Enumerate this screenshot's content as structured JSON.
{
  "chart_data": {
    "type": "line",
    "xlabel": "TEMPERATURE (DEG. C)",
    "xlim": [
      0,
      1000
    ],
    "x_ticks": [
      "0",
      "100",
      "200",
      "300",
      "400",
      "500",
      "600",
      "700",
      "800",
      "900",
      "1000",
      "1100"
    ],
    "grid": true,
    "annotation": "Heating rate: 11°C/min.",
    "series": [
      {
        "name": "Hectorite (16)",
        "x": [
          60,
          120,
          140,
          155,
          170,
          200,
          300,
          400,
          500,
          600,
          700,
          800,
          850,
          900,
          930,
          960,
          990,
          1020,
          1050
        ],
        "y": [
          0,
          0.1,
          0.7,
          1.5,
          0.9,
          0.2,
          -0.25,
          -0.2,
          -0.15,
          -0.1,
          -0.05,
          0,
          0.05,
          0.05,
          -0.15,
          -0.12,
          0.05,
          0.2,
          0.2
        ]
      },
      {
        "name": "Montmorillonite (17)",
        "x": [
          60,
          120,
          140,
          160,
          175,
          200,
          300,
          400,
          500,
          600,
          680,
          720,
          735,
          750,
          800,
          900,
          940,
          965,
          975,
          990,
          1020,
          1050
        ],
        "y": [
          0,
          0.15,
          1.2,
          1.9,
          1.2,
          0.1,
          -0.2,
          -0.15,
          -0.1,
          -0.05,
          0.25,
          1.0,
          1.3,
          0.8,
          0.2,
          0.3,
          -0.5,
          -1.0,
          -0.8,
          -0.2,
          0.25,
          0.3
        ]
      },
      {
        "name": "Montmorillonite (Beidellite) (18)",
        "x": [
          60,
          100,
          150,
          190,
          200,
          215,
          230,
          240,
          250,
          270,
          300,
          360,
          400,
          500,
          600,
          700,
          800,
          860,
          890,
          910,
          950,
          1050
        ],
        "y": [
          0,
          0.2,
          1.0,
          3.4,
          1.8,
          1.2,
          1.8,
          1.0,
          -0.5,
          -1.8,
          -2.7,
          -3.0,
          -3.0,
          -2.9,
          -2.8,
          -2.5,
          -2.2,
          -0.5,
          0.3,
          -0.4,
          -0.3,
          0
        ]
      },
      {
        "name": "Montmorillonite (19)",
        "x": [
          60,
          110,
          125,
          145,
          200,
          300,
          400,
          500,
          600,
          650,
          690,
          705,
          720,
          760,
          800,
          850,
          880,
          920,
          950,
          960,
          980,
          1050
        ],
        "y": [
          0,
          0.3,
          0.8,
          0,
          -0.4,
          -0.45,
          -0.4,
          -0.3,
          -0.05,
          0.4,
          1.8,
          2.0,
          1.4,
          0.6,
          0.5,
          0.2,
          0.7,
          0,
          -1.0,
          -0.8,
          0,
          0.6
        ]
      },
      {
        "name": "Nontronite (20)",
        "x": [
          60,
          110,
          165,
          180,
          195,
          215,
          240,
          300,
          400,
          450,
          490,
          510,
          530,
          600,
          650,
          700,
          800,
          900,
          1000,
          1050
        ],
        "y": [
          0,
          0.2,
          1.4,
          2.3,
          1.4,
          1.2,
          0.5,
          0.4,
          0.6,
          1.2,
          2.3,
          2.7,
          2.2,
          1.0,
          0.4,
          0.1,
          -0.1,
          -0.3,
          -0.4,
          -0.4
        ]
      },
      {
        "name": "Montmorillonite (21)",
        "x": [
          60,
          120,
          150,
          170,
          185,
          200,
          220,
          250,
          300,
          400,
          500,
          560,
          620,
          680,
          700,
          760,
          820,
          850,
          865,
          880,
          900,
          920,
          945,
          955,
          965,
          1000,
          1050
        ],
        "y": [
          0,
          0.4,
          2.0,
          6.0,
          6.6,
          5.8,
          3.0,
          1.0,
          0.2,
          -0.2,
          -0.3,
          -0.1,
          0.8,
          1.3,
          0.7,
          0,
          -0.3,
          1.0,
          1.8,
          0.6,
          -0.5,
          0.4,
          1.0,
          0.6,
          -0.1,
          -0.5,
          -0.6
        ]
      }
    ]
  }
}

┄┄┄┄┄┄┄┄┄┄┄┄┄┄┄┄┄┄┄┄

Write down only the number of lines that contain the string "Montmorillonite" in the listing.

4